[DATA PROVIDED]

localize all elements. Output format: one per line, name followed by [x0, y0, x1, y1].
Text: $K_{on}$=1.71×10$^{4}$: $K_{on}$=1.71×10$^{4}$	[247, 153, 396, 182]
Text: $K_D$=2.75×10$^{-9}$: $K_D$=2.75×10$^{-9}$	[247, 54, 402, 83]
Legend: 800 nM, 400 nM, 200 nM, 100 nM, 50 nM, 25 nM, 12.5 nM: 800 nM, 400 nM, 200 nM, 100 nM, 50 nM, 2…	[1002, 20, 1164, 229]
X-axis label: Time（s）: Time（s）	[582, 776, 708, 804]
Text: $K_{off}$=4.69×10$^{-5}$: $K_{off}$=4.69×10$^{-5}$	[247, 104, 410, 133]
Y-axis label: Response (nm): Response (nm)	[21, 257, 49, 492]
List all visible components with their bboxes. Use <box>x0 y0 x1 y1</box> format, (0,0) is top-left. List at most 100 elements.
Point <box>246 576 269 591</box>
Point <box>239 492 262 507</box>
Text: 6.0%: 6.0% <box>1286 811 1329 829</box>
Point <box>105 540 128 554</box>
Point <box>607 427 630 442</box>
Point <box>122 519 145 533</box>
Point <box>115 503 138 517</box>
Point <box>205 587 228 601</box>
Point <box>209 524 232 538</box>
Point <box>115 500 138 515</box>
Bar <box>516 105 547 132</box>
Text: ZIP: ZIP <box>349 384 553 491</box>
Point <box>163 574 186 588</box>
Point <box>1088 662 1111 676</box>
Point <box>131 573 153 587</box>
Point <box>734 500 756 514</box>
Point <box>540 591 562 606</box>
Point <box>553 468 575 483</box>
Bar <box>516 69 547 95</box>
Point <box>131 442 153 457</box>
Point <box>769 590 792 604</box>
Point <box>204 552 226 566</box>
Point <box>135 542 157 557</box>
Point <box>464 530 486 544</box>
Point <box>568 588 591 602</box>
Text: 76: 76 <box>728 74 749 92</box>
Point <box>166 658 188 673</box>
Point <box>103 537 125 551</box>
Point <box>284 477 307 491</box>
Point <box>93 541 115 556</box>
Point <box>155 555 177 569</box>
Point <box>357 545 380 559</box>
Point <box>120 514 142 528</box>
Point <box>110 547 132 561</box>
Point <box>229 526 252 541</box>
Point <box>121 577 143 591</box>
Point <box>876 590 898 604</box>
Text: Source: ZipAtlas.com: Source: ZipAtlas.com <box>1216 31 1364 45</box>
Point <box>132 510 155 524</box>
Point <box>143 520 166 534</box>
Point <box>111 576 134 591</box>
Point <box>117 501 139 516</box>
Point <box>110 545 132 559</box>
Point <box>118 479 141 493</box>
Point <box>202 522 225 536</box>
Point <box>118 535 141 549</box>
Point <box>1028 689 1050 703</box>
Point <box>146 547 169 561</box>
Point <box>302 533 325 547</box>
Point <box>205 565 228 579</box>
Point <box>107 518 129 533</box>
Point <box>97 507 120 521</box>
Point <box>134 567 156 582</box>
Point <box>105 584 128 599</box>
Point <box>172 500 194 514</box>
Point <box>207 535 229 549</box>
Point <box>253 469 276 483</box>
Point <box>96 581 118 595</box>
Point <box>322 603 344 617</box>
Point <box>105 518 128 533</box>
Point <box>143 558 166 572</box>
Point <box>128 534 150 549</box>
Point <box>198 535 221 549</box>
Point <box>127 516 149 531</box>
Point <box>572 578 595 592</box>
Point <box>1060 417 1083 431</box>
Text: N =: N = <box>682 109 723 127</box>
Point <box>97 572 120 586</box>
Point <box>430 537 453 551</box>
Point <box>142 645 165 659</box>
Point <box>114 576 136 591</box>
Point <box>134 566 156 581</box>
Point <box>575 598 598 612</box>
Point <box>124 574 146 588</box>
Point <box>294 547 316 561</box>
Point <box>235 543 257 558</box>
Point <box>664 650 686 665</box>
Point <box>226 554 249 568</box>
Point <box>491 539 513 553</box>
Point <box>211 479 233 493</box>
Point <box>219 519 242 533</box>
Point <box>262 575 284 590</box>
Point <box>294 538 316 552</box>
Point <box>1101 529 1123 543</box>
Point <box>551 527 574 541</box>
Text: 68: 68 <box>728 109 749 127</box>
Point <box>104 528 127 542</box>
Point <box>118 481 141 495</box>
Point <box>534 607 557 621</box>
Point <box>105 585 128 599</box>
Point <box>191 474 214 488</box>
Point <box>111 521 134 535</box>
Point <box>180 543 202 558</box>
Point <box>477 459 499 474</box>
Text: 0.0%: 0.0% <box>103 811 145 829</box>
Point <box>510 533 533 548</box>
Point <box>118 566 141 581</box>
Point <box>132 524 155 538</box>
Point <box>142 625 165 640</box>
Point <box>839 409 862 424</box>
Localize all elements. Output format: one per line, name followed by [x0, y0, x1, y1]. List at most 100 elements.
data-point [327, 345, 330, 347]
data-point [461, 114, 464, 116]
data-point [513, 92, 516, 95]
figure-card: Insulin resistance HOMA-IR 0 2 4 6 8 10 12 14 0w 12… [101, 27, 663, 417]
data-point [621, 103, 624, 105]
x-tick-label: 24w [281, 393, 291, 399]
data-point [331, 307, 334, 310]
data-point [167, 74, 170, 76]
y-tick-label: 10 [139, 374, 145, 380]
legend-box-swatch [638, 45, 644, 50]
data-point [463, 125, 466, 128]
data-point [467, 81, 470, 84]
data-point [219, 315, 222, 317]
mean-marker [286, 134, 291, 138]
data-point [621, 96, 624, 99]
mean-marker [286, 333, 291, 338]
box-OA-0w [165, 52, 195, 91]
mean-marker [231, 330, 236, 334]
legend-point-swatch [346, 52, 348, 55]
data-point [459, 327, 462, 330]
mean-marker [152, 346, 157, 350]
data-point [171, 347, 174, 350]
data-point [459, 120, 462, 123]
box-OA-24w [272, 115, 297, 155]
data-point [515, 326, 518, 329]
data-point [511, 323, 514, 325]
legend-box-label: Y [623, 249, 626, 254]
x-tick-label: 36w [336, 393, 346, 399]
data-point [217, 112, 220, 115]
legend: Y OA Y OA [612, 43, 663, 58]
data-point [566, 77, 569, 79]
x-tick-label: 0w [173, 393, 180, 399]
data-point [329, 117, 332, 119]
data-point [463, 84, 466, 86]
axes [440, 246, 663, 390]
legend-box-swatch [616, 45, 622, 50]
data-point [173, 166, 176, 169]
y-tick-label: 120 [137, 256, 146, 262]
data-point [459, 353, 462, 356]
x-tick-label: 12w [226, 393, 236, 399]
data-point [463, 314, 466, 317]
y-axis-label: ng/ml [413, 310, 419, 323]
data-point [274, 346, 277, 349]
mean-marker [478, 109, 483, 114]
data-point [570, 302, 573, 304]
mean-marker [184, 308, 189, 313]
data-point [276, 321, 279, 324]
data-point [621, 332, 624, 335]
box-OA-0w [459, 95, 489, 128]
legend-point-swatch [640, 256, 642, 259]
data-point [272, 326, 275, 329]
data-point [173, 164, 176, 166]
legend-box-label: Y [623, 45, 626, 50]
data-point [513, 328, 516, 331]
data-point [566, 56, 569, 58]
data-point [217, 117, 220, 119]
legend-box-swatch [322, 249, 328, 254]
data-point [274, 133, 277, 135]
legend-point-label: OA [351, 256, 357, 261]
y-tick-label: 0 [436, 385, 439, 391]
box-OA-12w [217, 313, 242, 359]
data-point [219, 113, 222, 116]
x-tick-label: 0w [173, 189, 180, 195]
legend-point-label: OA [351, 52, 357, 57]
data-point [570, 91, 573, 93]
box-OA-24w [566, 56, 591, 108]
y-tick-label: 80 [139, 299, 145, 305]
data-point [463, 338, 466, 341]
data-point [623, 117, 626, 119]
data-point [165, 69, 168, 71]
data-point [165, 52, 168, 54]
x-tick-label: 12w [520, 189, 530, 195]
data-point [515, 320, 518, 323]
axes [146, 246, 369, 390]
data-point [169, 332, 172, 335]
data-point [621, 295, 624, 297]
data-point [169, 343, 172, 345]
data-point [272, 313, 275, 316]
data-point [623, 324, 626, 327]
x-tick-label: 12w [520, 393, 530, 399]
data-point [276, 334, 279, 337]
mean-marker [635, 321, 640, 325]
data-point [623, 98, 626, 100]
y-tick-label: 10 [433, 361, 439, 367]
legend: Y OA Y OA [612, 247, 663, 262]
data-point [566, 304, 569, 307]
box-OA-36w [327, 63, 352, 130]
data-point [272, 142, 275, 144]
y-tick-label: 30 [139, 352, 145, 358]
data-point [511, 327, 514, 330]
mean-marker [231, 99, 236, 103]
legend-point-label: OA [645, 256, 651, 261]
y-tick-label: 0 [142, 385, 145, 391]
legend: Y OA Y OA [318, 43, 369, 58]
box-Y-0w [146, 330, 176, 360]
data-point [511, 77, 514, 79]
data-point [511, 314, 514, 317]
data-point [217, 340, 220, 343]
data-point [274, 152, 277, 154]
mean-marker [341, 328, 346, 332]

[TASK PROMPT]
Can you turn the rows into a numbered list, starting at their first line and stopping after the line that contains "Point <box>131 573 153 587</box>", with both of those lines included and any blank lines left out?

[WRITTEN ANSWER]
1. localize all elements. Output format: one per line, name followed by [x0, y0, x1, y1].
2. Text: $K_{on}$=1.71×10$^{4}$: $K_{on}$=1.71×10$^{4}$	[247, 153, 396, 182]
3. Text: $K_D$=2.75×10$^{-9}$: $K_D$=2.75×10$^{-9}$	[247, 54, 402, 83]
4. Legend: 800 nM, 400 nM, 200 nM, 100 nM, 50 nM, 25 nM, 12.5 nM: 800 nM, 400 nM, 200 nM, 100 nM, 50 nM, 2…	[1002, 20, 1164, 229]
5. X-axis label: Time（s）: Time（s）	[582, 776, 708, 804]
6. Text: $K_{off}$=4.69×10$^{-5}$: $K_{off}$=4.69×10$^{-5}$	[247, 104, 410, 133]
7. Y-axis label: Response (nm): Response (nm)	[21, 257, 49, 492]
8. List all visible components with their bboxes. Use <box>x0 y0 x1 y1</box> format, (0,0) is top-left. List at most 100 elements.
9. Point <box>246 576 269 591</box>
10. Point <box>239 492 262 507</box>
11. Text: 6.0%: 6.0% <box>1286 811 1329 829</box>
12. Point <box>105 540 128 554</box>
13. Point <box>607 427 630 442</box>
14. Point <box>122 519 145 533</box>
15. Point <box>115 503 138 517</box>
16. Point <box>205 587 228 601</box>
17. Point <box>209 524 232 538</box>
18. Point <box>115 500 138 515</box>
19. Bar <box>516 105 547 132</box>
20. Text: ZIP: ZIP <box>349 384 553 491</box>
21. Point <box>163 574 186 588</box>
22. Point <box>1088 662 1111 676</box>
23. Point <box>131 573 153 587</box>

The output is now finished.